[Written instruction] Check every line of the entries that follow, and copy the ones containing "dilí".

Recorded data
============================================================

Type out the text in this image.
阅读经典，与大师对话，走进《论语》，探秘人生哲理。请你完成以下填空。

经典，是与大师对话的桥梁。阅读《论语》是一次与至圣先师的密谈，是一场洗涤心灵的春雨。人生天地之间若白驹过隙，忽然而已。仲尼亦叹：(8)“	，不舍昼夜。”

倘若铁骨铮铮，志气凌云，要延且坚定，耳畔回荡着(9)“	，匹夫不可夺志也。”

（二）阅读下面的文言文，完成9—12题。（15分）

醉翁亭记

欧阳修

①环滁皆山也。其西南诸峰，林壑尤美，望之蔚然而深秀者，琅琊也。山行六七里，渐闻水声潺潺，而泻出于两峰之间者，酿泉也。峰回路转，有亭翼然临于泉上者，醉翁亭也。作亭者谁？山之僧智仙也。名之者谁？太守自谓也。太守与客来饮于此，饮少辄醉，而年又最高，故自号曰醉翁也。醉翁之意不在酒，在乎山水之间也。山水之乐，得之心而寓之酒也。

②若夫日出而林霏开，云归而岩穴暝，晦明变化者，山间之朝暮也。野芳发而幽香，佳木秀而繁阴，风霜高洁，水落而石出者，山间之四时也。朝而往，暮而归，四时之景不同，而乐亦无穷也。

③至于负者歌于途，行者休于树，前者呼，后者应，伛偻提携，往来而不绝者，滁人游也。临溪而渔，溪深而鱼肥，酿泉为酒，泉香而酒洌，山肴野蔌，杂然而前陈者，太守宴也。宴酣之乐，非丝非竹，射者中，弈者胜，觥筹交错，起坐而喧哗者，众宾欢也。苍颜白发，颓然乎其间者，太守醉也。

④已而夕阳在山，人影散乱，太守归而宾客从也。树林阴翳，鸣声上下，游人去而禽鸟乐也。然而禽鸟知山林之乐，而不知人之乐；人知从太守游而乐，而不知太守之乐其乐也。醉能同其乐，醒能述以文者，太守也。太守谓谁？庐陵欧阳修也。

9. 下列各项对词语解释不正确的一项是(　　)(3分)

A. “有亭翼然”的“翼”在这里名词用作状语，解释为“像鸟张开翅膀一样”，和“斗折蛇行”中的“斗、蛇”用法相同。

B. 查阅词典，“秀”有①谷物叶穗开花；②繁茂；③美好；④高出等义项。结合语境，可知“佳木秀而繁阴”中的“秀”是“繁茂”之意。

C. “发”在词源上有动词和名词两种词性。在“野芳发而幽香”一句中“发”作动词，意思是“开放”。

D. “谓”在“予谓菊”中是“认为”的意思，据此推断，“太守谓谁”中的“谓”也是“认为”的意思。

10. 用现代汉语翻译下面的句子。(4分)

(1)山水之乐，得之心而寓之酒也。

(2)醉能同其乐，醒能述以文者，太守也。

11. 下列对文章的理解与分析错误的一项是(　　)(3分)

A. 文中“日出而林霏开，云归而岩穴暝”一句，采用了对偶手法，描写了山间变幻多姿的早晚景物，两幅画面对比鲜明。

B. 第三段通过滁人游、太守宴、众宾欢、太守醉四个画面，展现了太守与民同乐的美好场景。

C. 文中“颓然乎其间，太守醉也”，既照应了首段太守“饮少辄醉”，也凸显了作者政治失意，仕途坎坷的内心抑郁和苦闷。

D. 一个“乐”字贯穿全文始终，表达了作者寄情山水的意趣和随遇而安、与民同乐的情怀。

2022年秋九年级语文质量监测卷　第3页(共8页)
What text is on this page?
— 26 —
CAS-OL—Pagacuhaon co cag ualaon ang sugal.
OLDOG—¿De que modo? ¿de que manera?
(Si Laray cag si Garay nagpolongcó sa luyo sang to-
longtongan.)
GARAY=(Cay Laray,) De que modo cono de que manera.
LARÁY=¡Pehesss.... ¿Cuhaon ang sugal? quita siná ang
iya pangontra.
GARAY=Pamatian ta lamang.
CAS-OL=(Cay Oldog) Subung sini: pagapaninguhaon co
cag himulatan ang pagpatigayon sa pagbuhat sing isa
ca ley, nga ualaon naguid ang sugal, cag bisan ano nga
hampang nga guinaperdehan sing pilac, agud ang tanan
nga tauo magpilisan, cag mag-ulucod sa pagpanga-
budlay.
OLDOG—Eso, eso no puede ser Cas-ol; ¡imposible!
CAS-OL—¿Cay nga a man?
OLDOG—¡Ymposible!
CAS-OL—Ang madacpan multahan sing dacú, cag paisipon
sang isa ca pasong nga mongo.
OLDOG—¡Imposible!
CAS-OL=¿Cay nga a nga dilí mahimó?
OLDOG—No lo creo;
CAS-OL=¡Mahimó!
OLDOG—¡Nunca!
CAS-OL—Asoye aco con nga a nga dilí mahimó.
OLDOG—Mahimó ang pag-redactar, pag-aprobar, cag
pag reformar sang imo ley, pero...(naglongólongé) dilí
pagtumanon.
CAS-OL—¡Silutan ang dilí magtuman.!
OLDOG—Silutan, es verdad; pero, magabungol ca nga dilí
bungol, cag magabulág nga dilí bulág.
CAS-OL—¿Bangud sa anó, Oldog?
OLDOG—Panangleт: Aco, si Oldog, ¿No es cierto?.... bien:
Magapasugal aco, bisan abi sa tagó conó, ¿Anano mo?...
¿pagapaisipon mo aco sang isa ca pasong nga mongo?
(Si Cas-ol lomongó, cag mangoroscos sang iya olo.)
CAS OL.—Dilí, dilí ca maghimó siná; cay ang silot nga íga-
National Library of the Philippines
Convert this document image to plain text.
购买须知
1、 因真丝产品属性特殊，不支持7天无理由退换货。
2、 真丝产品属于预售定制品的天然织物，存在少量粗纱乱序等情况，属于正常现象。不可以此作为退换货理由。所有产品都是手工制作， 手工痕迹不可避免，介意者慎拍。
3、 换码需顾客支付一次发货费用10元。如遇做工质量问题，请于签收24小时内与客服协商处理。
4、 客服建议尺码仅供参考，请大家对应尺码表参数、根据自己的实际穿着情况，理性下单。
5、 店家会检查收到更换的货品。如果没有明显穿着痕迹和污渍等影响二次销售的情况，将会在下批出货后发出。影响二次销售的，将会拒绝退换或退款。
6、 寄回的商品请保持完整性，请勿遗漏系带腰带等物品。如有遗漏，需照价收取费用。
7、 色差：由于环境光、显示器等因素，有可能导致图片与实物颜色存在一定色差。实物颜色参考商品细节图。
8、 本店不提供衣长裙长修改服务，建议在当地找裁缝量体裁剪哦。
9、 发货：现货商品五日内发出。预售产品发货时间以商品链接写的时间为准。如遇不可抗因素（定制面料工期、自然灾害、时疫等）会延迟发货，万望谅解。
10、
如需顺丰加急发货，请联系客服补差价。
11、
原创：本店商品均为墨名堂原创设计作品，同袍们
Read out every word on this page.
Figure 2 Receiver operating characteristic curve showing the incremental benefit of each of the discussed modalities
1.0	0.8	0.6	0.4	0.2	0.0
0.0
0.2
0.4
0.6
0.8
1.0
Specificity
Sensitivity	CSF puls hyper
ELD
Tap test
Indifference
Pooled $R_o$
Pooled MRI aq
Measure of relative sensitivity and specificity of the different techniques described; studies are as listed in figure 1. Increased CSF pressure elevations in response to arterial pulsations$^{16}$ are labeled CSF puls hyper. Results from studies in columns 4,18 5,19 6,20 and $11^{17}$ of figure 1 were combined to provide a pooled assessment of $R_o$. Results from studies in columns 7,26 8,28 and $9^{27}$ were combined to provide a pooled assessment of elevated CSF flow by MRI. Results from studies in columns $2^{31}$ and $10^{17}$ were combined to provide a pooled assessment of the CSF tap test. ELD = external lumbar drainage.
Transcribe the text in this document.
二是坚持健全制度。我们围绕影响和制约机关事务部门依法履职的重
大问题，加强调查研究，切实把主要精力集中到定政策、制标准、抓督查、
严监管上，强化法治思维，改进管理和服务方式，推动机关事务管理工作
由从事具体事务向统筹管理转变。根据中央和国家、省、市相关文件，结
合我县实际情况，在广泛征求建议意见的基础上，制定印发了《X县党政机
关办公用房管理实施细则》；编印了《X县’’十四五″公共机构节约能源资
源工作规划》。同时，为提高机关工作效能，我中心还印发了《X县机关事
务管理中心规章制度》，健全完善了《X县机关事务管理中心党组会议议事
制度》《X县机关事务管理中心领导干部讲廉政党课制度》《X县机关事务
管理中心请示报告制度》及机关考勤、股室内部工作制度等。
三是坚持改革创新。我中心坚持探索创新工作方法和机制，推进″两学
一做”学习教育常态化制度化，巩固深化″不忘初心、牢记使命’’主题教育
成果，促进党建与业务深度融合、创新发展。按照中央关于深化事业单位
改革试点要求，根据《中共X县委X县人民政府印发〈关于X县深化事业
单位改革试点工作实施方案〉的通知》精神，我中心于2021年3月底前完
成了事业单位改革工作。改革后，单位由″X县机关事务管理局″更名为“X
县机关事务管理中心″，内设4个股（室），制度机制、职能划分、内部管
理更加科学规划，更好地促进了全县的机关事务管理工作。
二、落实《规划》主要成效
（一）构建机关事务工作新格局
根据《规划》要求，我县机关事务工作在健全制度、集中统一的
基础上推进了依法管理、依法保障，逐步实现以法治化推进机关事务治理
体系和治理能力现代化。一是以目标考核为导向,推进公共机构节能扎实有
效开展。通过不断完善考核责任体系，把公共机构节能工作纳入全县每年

============================================================

[Task output]
CAS-OL=¿Cay nga a nga dilí mahimó?
CAS-OL—Asoye aco con nga a nga dilí mahimó.
pag reformar sang imo ley, pero...(naglongólongé) dilí
CAS-OL—¡Silutan ang dilí magtuman.!
OLDOG—Silutan, es verdad; pero, magabungol ca nga dilí
bungol, cag magabulág nga dilí bulág.
CAS OL.—Dilí, dilí ca maghimó siná; cay ang silot nga íga-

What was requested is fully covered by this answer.